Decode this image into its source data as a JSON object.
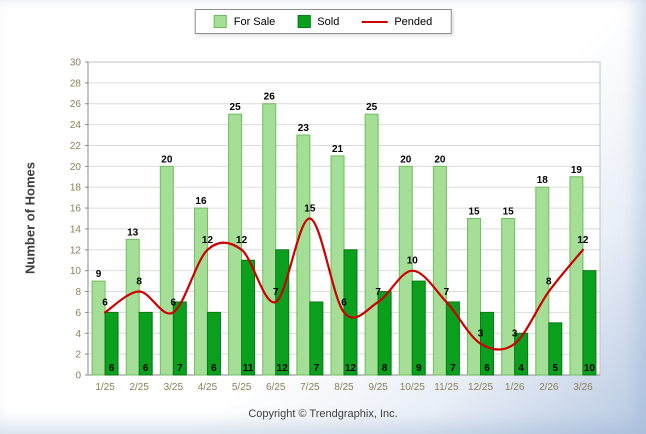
{
  "legend": {
    "for_sale": "For Sale",
    "sold": "Sold",
    "pended": "Pended"
  },
  "y_axis_title": "Number of Homes",
  "footer": "Copyright © Trendgraphix, Inc.",
  "colors": {
    "for_sale_fill": "#A5DE97",
    "for_sale_border": "#6FBE5E",
    "sold_fill": "#0AA01E",
    "sold_border": "#067A15",
    "pended_line": "#CC0000",
    "axis_text": "#8E7F55",
    "grid_line": "#DBDBDB",
    "plot_border": "#C2C2C2",
    "axis_line": "#8A8A8A",
    "value_label": "#000000",
    "plot_background": "#FFFFFF"
  },
  "chart_data": {
    "type": "bar",
    "title": "",
    "xlabel": "",
    "ylabel": "Number of Homes",
    "categories": [
      "1/25",
      "2/25",
      "3/25",
      "4/25",
      "5/25",
      "6/25",
      "7/25",
      "8/25",
      "9/25",
      "10/25",
      "11/25",
      "12/25",
      "1/26",
      "2/26",
      "3/26"
    ],
    "series": [
      {
        "name": "For Sale",
        "type": "bar",
        "values": [
          9,
          13,
          20,
          16,
          25,
          26,
          23,
          21,
          25,
          20,
          20,
          15,
          15,
          18,
          19
        ]
      },
      {
        "name": "Sold",
        "type": "bar",
        "values": [
          6,
          6,
          7,
          6,
          11,
          12,
          7,
          12,
          8,
          9,
          7,
          6,
          4,
          5,
          10
        ]
      },
      {
        "name": "Pended",
        "type": "line",
        "values": [
          6,
          8,
          6,
          12,
          12,
          7,
          15,
          6,
          7,
          10,
          7,
          3,
          3,
          8,
          12
        ]
      }
    ],
    "ylim": [
      0,
      30
    ],
    "ytick_step": 2,
    "grid": true,
    "legend_position": "top-center",
    "value_labels": true
  }
}
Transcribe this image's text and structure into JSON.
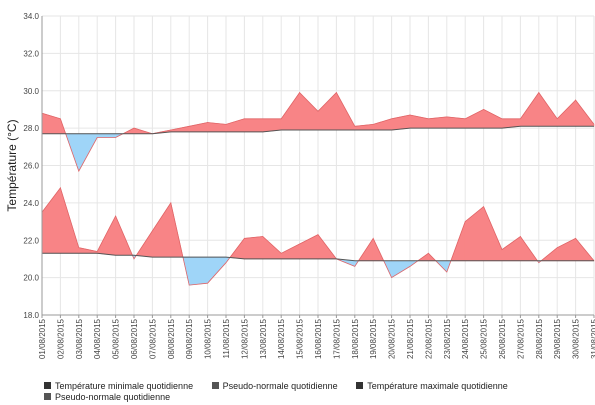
{
  "chart_data": {
    "type": "area",
    "ylabel": "Température (°C)",
    "ylim": [
      18.0,
      34.0
    ],
    "yticks": [
      "18.0",
      "20.0",
      "22.0",
      "24.0",
      "26.0",
      "28.0",
      "30.0",
      "32.0",
      "34.0"
    ],
    "grid": true,
    "legend_position": "bottom",
    "colors": {
      "above": "#f88486",
      "below": "#9fd5f8",
      "line": "#555555",
      "grid": "#e6e6e6"
    },
    "x": [
      "01/08/2015",
      "02/08/2015",
      "03/08/2015",
      "04/08/2015",
      "05/08/2015",
      "06/08/2015",
      "07/08/2015",
      "08/08/2015",
      "09/08/2015",
      "10/08/2015",
      "11/08/2015",
      "12/08/2015",
      "13/08/2015",
      "14/08/2015",
      "15/08/2015",
      "16/08/2015",
      "17/08/2015",
      "18/08/2015",
      "19/08/2015",
      "20/08/2015",
      "21/08/2015",
      "22/08/2015",
      "23/08/2015",
      "24/08/2015",
      "25/08/2015",
      "26/08/2015",
      "27/08/2015",
      "28/08/2015",
      "29/08/2015",
      "30/08/2015",
      "31/08/2015"
    ],
    "series": [
      {
        "name": "Température maximale quotidienne",
        "role": "max",
        "values": [
          28.8,
          28.5,
          25.7,
          27.5,
          27.5,
          28.0,
          27.7,
          27.9,
          28.1,
          28.3,
          28.2,
          28.5,
          28.5,
          28.5,
          29.9,
          28.9,
          29.9,
          28.1,
          28.2,
          28.5,
          28.7,
          28.5,
          28.6,
          28.5,
          29.0,
          28.5,
          28.5,
          29.9,
          28.5,
          29.5,
          28.2
        ]
      },
      {
        "name": "Pseudo-normale quotidienne",
        "role": "max_normal",
        "values": [
          27.7,
          27.7,
          27.7,
          27.7,
          27.7,
          27.7,
          27.7,
          27.8,
          27.8,
          27.8,
          27.8,
          27.8,
          27.8,
          27.9,
          27.9,
          27.9,
          27.9,
          27.9,
          27.9,
          27.9,
          28.0,
          28.0,
          28.0,
          28.0,
          28.0,
          28.0,
          28.1,
          28.1,
          28.1,
          28.1,
          28.1
        ]
      },
      {
        "name": "Température minimale quotidienne",
        "role": "min",
        "values": [
          23.5,
          24.8,
          21.6,
          21.4,
          23.3,
          21.0,
          22.5,
          24.0,
          19.6,
          19.7,
          20.8,
          22.1,
          22.2,
          21.3,
          21.8,
          22.3,
          21.0,
          20.6,
          22.1,
          20.0,
          20.6,
          21.3,
          20.3,
          23.0,
          23.8,
          21.5,
          22.2,
          20.8,
          21.6,
          22.1,
          20.9
        ]
      },
      {
        "name": "Pseudo-normale quotidienne",
        "role": "min_normal",
        "values": [
          21.3,
          21.3,
          21.3,
          21.3,
          21.2,
          21.2,
          21.1,
          21.1,
          21.1,
          21.1,
          21.1,
          21.0,
          21.0,
          21.0,
          21.0,
          21.0,
          21.0,
          20.9,
          20.9,
          20.9,
          20.9,
          20.9,
          20.9,
          20.9,
          20.9,
          20.9,
          20.9,
          20.9,
          20.9,
          20.9,
          20.9
        ]
      }
    ],
    "legend": [
      {
        "label": "Température minimale quotidienne",
        "color": "#333333"
      },
      {
        "label": "Pseudo-normale quotidienne",
        "color": "#555555"
      },
      {
        "label": "Température maximale quotidienne",
        "color": "#333333"
      },
      {
        "label": "Pseudo-normale quotidienne",
        "color": "#555555"
      }
    ]
  }
}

### [What you are asked to do]
In the entries above, identify each line that includes the string "Homes", then copy it.

### [Worked solution]
  "y_axis_title": "Number of Homes",
    "ylabel": "Number of Homes",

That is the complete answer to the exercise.